There are a number of functions by means of which the implicit fictional presenter may report, through the use of non-diegetic music, how things stand in the world of the fiction. For example, the presenter may reveal, qualify, underline, or corroborate that a character is in such and such a psychological state. Perhaps her dreaminess is signaled by the use of strings in a high tessitura. Or the implicit fictional presenter may use non-diegetic music to foreshadow an event; often impending doom is indicated by the use of an ominous minor key. In general, the fictional presenter signifies that an event or an object is of greater importance than one might initially assume by orchestrating a scene with a pronounced flourish. Or the implicit fictional presenter may mobilize non-diegetic music to establish his or her attitude toward some character or event. In Psycho, the implicit fictional narrator presents his shock and terror at the murder of the detective by means of Bernard Herrmann’s shrieking violins. And, in addition, the presenter may alert us to events in the fiction through the score, as in the case of the leitmotif of the shark in Jaws. Because these usages of non-diegetic music make a difference in what we take to be reports of what is true in the fictional world, we purportedly need the implicit fictional presenter as a narrative agency. Sometimes this information arrives subliminally, but often we are quite aware of it, despite the old saw that audiences do not hear movie music (Gorbman 1987).
One problem with the very idea of the implicit fictional presenter is that often things are revealed in fictions of which it is given that no one in the fictional world is aware. For example, in one episode of the television program Six Feet Under, we see the character Nate bury his dead wife out in the desert. It is given in the fiction that there are no other witnesses. But if the implicit fictional presenter is a denizen of the fiction, then there was at least one witness. Thus, positing the implicit fictional presenter can lead to contradictions (Currie 1995: 173–4).

Supplied information —
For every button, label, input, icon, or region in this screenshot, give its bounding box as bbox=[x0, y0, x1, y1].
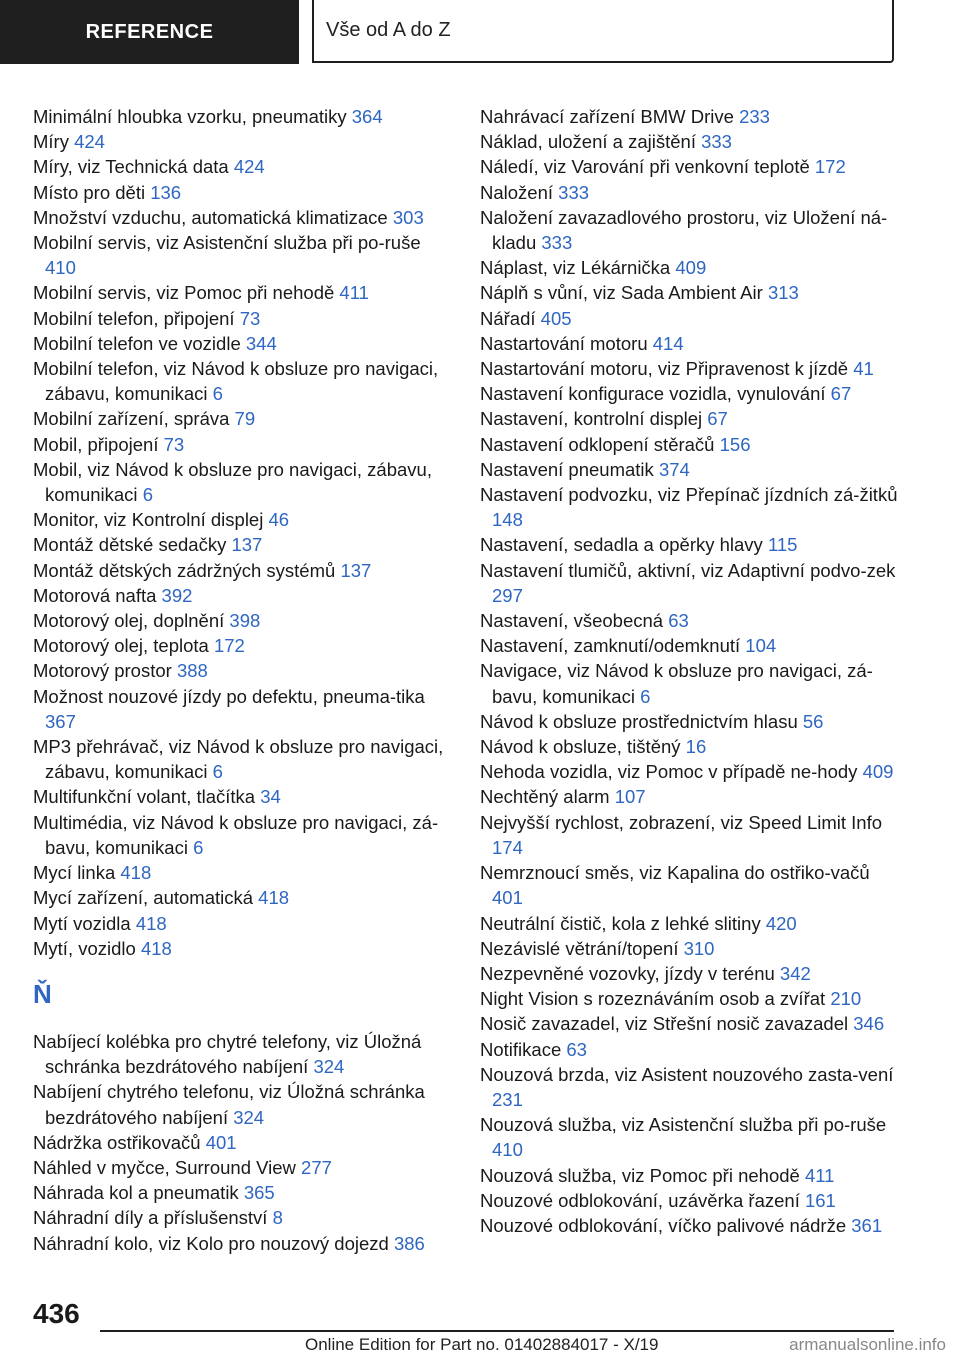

Brief A —
Reproduce word for word the part of the passage on film music from "One problem with" to "(Currie 1995: 173–4).".
Brief B —
According to the passage on film music, what signals a character's dreaminess?
Brief C —
Using the passage on film music, decide whether each statement agrees with it. Answer yes or no, and quote the words that decide it.
(i) In Psycho, shock and terror at the detective's murder are presented through shrieking violins.
(ii) Impending doom is often indicated by a bright major key.
(iii) Information conveyed by non-diegetic music always reaches the audience subliminally.

Correct result A —
One problem with the very idea of the implicit fictional presenter is that often things are revealed in fictions of which it is given that no one in the fictional world is aware. For example, in one episode of the television program Six Feet Under, we see the character Nate bury his dead wife out in the desert. It is given in the fiction that there are no other witnesses. But if the implicit fictional presenter is a denizen of the fiction, then there was at least one witness. Thus, positing the implicit fictional presenter can lead to contradictions (Currie 1995: 173–4).

Correct result B —
The use of strings in a high tessitura.

Correct result C —
(i) Yes: "In Psycho, the implicit fictional narrator presents his shock and terror at the murder of the detective by means of Bernard Herrmann’s shrieking violins."
(ii) No: "often impending doom is indicated by the use of an ominous minor key"
(iii) No: "Sometimes this information arrives subliminally, but often we are quite aware of it"